Take all the material and copy it exactly.

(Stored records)
□ □ □ □

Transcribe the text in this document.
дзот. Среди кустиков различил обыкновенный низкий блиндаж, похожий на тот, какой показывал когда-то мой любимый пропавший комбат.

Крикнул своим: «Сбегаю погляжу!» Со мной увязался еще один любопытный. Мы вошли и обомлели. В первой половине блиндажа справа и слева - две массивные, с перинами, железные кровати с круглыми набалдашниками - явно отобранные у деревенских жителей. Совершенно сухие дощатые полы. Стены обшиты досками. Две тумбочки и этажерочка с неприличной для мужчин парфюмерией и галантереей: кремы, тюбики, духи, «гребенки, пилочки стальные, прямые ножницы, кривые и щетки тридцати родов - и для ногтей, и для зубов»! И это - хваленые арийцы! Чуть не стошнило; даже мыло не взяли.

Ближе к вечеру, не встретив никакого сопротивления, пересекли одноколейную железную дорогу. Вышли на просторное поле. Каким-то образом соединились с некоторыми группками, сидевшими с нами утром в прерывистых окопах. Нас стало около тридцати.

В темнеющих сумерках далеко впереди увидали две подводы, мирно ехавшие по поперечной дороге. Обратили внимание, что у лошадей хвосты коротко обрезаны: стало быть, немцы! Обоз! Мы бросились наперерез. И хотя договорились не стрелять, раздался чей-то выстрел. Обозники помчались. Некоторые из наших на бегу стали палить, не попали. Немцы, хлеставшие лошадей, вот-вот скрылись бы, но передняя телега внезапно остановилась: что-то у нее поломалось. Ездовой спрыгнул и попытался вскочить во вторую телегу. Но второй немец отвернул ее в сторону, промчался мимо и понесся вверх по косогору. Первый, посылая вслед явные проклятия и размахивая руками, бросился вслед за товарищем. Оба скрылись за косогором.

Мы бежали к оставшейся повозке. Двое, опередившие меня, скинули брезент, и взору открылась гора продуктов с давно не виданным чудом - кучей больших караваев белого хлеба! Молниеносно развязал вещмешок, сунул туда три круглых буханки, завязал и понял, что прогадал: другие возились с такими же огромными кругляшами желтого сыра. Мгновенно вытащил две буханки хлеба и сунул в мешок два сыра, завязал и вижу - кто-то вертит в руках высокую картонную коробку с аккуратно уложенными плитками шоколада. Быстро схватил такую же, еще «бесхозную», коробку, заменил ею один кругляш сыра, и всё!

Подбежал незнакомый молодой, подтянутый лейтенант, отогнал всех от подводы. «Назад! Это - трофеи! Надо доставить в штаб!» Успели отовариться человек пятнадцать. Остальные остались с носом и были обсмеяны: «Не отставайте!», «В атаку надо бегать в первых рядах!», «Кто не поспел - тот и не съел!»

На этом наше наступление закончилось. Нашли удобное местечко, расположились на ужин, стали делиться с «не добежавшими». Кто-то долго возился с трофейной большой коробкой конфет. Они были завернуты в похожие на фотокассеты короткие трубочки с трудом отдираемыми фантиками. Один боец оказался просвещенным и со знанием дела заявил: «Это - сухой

□ □ □ □

Finished answer:
Transcribe the text in this document.
дзот. Среди кустиков различил обыкновенный низкий блиндаж, похожий на тот, какой показывал когда-то мой любимый пропавший комбат.

Крикнул своим: «Сбегаю погляжу!» Со мной увязался еще один любопытный. Мы вошли и обомлели. В первой половине блиндажа справа и слева - две массивные, с перинами, железные кровати с круглыми набалдашниками - явно отобранные у деревенских жителей. Совершенно сухие дощатые полы. Стены обшиты досками. Две тумбочки и этажерочка с неприличной для мужчин парфюмерией и галантереей: кремы, тюбики, духи, «гребенки, пилочки стальные, прямые ножницы, кривые и щетки тридцати родов - и для ногтей, и для зубов»! И это - хваленые арийцы! Чуть не стошнило; даже мыло не взяли.

Ближе к вечеру, не встретив никакого сопротивления, пересекли одноколейную железную дорогу. Вышли на просторное поле. Каким-то образом соединились с некоторыми группками, сидевшими с нами утром в прерывистых окопах. Нас стало около тридцати.

В темнеющих сумерках далеко впереди увидали две подводы, мирно ехавшие по поперечной дороге. Обратили внимание, что у лошадей хвосты коротко обрезаны: стало быть, немцы! Обоз! Мы бросились наперерез. И хотя договорились не стрелять, раздался чей-то выстрел. Обозники помчались. Некоторые из наших на бегу стали палить, не попали. Немцы, хлеставшие лошадей, вот-вот скрылись бы, но передняя телега внезапно остановилась: что-то у нее поломалось. Ездовой спрыгнул и попытался вскочить во вторую телегу. Но второй немец отвернул ее в сторону, промчался мимо и понесся вверх по косогору. Первый, посылая вслед явные проклятия и размахивая руками, бросился вслед за товарищем. Оба скрылись за косогором.

Мы бежали к оставшейся повозке. Двое, опередившие меня, скинули брезент, и взору открылась гора продуктов с давно не виданным чудом - кучей больших караваев белого хлеба! Молниеносно развязал вещмешок, сунул туда три круглых буханки, завязал и понял, что прогадал: другие возились с такими же огромными кругляшами желтого сыра. Мгновенно вытащил две буханки хлеба и сунул в мешок два сыра, завязал и вижу - кто-то вертит в руках высокую картонную коробку с аккуратно уложенными плитками шоколада. Быстро схватил такую же, еще «бесхозную», коробку, заменил ею один кругляш сыра, и всё!

Подбежал незнакомый молодой, подтянутый лейтенант, отогнал всех от подводы. «Назад! Это - трофеи! Надо доставить в штаб!» Успели отовариться человек пятнадцать. Остальные остались с носом и были обсмеяны: «Не отставайте!», «В атаку надо бегать в первых рядах!», «Кто не поспел - тот и не съел!»

На этом наше наступление закончилось. Нашли удобное местечко, расположились на ужин, стали делиться с «не добежавшими». Кто-то долго возился с трофейной большой коробкой конфет. Они были завернуты в похожие на фотокассеты короткие трубочки с трудом отдираемыми фантиками. Один боец оказался просвещенным и со знанием дела заявил: «Это - сухой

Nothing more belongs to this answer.